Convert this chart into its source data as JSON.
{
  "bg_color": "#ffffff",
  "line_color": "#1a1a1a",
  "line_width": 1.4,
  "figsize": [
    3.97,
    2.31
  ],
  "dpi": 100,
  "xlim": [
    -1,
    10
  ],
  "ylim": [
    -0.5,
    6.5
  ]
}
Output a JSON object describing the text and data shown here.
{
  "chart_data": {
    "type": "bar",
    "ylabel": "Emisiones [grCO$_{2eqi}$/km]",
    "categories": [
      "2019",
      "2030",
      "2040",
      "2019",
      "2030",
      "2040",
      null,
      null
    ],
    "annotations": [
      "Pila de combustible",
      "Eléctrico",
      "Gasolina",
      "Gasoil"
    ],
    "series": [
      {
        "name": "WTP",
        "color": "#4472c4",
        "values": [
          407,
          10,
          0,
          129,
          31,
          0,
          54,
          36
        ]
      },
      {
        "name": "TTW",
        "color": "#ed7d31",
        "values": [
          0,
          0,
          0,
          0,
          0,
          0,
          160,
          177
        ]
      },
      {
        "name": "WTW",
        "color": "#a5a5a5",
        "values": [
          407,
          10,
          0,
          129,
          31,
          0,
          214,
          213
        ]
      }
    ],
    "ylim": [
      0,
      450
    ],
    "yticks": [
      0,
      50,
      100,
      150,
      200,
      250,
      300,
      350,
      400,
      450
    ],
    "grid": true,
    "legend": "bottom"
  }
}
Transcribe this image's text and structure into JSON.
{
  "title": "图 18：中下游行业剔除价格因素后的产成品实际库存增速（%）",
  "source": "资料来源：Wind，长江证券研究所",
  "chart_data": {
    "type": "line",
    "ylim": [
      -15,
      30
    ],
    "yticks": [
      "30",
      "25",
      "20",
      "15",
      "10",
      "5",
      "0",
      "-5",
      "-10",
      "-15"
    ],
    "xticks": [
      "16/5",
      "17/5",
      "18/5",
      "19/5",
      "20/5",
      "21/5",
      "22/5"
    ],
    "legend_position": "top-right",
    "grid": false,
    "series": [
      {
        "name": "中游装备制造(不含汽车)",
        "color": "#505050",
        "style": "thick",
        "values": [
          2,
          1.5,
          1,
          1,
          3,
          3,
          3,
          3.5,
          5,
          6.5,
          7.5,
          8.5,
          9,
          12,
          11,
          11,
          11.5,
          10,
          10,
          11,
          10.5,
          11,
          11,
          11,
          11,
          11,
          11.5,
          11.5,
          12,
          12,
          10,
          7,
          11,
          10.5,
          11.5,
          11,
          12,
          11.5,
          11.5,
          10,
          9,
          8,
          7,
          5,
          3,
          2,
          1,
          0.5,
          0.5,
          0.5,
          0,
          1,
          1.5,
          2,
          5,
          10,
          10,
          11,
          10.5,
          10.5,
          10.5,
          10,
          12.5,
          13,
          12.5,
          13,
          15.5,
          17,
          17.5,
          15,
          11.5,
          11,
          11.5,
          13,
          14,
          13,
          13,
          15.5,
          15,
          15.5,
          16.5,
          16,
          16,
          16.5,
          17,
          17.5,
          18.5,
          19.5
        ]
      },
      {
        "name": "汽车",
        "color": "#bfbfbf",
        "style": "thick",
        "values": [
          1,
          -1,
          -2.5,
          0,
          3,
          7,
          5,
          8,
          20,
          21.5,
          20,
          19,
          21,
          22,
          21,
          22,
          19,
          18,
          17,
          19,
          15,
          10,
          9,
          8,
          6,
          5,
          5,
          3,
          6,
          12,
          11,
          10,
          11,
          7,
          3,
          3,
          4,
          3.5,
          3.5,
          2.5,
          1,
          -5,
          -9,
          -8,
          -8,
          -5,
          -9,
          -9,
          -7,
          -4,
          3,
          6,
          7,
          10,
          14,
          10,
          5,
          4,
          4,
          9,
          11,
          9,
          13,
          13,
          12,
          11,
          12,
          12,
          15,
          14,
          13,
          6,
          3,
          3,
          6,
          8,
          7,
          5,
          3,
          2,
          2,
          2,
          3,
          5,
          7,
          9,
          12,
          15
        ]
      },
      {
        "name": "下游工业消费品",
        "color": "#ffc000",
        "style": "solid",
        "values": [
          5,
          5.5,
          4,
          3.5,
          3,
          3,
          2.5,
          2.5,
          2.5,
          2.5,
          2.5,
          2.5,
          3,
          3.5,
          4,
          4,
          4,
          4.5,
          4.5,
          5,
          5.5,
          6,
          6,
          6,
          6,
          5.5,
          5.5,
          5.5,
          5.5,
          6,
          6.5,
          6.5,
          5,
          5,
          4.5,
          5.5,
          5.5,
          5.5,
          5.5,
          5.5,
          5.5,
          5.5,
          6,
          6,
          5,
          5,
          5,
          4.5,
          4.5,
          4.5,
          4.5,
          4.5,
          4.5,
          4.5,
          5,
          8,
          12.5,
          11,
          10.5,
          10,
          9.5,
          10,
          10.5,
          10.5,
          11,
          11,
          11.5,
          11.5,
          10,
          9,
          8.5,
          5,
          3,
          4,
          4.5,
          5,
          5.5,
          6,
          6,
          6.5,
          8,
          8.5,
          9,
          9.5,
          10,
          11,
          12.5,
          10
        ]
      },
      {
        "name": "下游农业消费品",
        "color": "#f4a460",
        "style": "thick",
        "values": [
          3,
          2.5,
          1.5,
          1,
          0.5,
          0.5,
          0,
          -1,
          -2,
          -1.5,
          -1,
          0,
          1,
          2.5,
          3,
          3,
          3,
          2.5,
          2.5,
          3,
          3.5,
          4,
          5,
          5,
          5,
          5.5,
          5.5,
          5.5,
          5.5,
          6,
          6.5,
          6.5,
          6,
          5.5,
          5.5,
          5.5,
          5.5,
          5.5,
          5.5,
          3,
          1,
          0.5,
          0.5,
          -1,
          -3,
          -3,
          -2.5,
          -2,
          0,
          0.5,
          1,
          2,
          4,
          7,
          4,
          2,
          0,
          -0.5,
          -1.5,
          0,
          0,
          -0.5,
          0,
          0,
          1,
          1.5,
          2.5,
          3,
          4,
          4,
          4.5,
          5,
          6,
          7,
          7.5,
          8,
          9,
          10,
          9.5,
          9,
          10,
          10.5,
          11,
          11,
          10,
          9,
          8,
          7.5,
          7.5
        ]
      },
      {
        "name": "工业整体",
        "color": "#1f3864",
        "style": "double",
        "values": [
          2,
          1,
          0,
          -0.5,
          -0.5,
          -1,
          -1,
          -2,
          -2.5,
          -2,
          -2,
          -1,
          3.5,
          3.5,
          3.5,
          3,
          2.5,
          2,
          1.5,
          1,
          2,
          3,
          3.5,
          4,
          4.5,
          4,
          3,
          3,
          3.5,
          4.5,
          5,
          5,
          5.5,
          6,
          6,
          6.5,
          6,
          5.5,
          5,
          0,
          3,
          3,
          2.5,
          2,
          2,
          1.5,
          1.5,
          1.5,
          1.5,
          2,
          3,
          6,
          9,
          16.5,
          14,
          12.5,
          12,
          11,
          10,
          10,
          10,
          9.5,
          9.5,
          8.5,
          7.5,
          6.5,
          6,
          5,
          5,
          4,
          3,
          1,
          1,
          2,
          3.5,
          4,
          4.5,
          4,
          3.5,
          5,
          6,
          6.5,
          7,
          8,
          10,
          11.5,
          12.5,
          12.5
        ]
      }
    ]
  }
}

◆ ◆ ◆ ◆ ◆ ◆ ◆

GIVEN REQUEST: Retype all of the entries precisely as they are.

REPLY TO THE EXERCISE:
Convert this chart into its source data as JSON.
{
  "bg_color": "#ffffff",
  "line_color": "#1a1a1a",
  "line_width": 1.4,
  "figsize": [
    3.97,
    2.31
  ],
  "dpi": 100,
  "xlim": [
    -1,
    10
  ],
  "ylim": [
    -0.5,
    6.5
  ]
}
Output a JSON object describing the text and data shown here.
{
  "chart_data": {
    "type": "bar",
    "ylabel": "Emisiones [grCO$_{2eqi}$/km]",
    "categories": [
      "2019",
      "2030",
      "2040",
      "2019",
      "2030",
      "2040",
      null,
      null
    ],
    "annotations": [
      "Pila de combustible",
      "Eléctrico",
      "Gasolina",
      "Gasoil"
    ],
    "series": [
      {
        "name": "WTP",
        "color": "#4472c4",
        "values": [
          407,
          10,
          0,
          129,
          31,
          0,
          54,
          36
        ]
      },
      {
        "name": "TTW",
        "color": "#ed7d31",
        "values": [
          0,
          0,
          0,
          0,
          0,
          0,
          160,
          177
        ]
      },
      {
        "name": "WTW",
        "color": "#a5a5a5",
        "values": [
          407,
          10,
          0,
          129,
          31,
          0,
          214,
          213
        ]
      }
    ],
    "ylim": [
      0,
      450
    ],
    "yticks": [
      0,
      50,
      100,
      150,
      200,
      250,
      300,
      350,
      400,
      450
    ],
    "grid": true,
    "legend": "bottom"
  }
}
Transcribe this image's text and structure into JSON.
{
  "title": "图 18：中下游行业剔除价格因素后的产成品实际库存增速（%）",
  "source": "资料来源：Wind，长江证券研究所",
  "chart_data": {
    "type": "line",
    "ylim": [
      -15,
      30
    ],
    "yticks": [
      "30",
      "25",
      "20",
      "15",
      "10",
      "5",
      "0",
      "-5",
      "-10",
      "-15"
    ],
    "xticks": [
      "16/5",
      "17/5",
      "18/5",
      "19/5",
      "20/5",
      "21/5",
      "22/5"
    ],
    "legend_position": "top-right",
    "grid": false,
    "series": [
      {
        "name": "中游装备制造(不含汽车)",
        "color": "#505050",
        "style": "thick",
        "values": [
          2,
          1.5,
          1,
          1,
          3,
          3,
          3,
          3.5,
          5,
          6.5,
          7.5,
          8.5,
          9,
          12,
          11,
          11,
          11.5,
          10,
          10,
          11,
          10.5,
          11,
          11,
          11,
          11,
          11,
          11.5,
          11.5,
          12,
          12,
          10,
          7,
          11,
          10.5,
          11.5,
          11,
          12,
          11.5,
          11.5,
          10,
          9,
          8,
          7,
          5,
          3,
          2,
          1,
          0.5,
          0.5,
          0.5,
          0,
          1,
          1.5,
          2,
          5,
          10,
          10,
          11,
          10.5,
          10.5,
          10.5,
          10,
          12.5,
          13,
          12.5,
          13,
          15.5,
          17,
          17.5,
          15,
          11.5,
          11,
          11.5,
          13,
          14,
          13,
          13,
          15.5,
          15,
          15.5,
          16.5,
          16,
          16,
          16.5,
          17,
          17.5,
          18.5,
          19.5
        ]
      },
      {
        "name": "汽车",
        "color": "#bfbfbf",
        "style": "thick",
        "values": [
          1,
          -1,
          -2.5,
          0,
          3,
          7,
          5,
          8,
          20,
          21.5,
          20,
          19,
          21,
          22,
          21,
          22,
          19,
          18,
          17,
          19,
          15,
          10,
          9,
          8,
          6,
          5,
          5,
          3,
          6,
          12,
          11,
          10,
          11,
          7,
          3,
          3,
          4,
          3.5,
          3.5,
          2.5,
          1,
          -5,
          -9,
          -8,
          -8,
          -5,
          -9,
          -9,
          -7,
          -4,
          3,
          6,
          7,
          10,
          14,
          10,
          5,
          4,
          4,
          9,
          11,
          9,
          13,
          13,
          12,
          11,
          12,
          12,
          15,
          14,
          13,
          6,
          3,
          3,
          6,
          8,
          7,
          5,
          3,
          2,
          2,
          2,
          3,
          5,
          7,
          9,
          12,
          15
        ]
      },
      {
        "name": "下游工业消费品",
        "color": "#ffc000",
        "style": "solid",
        "values": [
          5,
          5.5,
          4,
          3.5,
          3,
          3,
          2.5,
          2.5,
          2.5,
          2.5,
          2.5,
          2.5,
          3,
          3.5,
          4,
          4,
          4,
          4.5,
          4.5,
          5,
          5.5,
          6,
          6,
          6,
          6,
          5.5,
          5.5,
          5.5,
          5.5,
          6,
          6.5,
          6.5,
          5,
          5,
          4.5,
          5.5,
          5.5,
          5.5,
          5.5,
          5.5,
          5.5,
          5.5,
          6,
          6,
          5,
          5,
          5,
          4.5,
          4.5,
          4.5,
          4.5,
          4.5,
          4.5,
          4.5,
          5,
          8,
          12.5,
          11,
          10.5,
          10,
          9.5,
          10,
          10.5,
          10.5,
          11,
          11,
          11.5,
          11.5,
          10,
          9,
          8.5,
          5,
          3,
          4,
          4.5,
          5,
          5.5,
          6,
          6,
          6.5,
          8,
          8.5,
          9,
          9.5,
          10,
          11,
          12.5,
          10
        ]
      },
      {
        "name": "下游农业消费品",
        "color": "#f4a460",
        "style": "thick",
        "values": [
          3,
          2.5,
          1.5,
          1,
          0.5,
          0.5,
          0,
          -1,
          -2,
          -1.5,
          -1,
          0,
          1,
          2.5,
          3,
          3,
          3,
          2.5,
          2.5,
          3,
          3.5,
          4,
          5,
          5,
          5,
          5.5,
          5.5,
          5.5,
          5.5,
          6,
          6.5,
          6.5,
          6,
          5.5,
          5.5,
          5.5,
          5.5,
          5.5,
          5.5,
          3,
          1,
          0.5,
          0.5,
          -1,
          -3,
          -3,
          -2.5,
          -2,
          0,
          0.5,
          1,
          2,
          4,
          7,
          4,
          2,
          0,
          -0.5,
          -1.5,
          0,
          0,
          -0.5,
          0,
          0,
          1,
          1.5,
          2.5,
          3,
          4,
          4,
          4.5,
          5,
          6,
          7,
          7.5,
          8,
          9,
          10,
          9.5,
          9,
          10,
          10.5,
          11,
          11,
          10,
          9,
          8,
          7.5,
          7.5
        ]
      },
      {
        "name": "工业整体",
        "color": "#1f3864",
        "style": "double",
        "values": [
          2,
          1,
          0,
          -0.5,
          -0.5,
          -1,
          -1,
          -2,
          -2.5,
          -2,
          -2,
          -1,
          3.5,
          3.5,
          3.5,
          3,
          2.5,
          2,
          1.5,
          1,
          2,
          3,
          3.5,
          4,
          4.5,
          4,
          3,
          3,
          3.5,
          4.5,
          5,
          5,
          5.5,
          6,
          6,
          6.5,
          6,
          5.5,
          5,
          0,
          3,
          3,
          2.5,
          2,
          2,
          1.5,
          1.5,
          1.5,
          1.5,
          2,
          3,
          6,
          9,
          16.5,
          14,
          12.5,
          12,
          11,
          10,
          10,
          10,
          9.5,
          9.5,
          8.5,
          7.5,
          6.5,
          6,
          5,
          5,
          4,
          3,
          1,
          1,
          2,
          3.5,
          4,
          4.5,
          4,
          3.5,
          5,
          6,
          6.5,
          7,
          8,
          10,
          11.5,
          12.5,
          12.5
        ]
      }
    ]
  }
}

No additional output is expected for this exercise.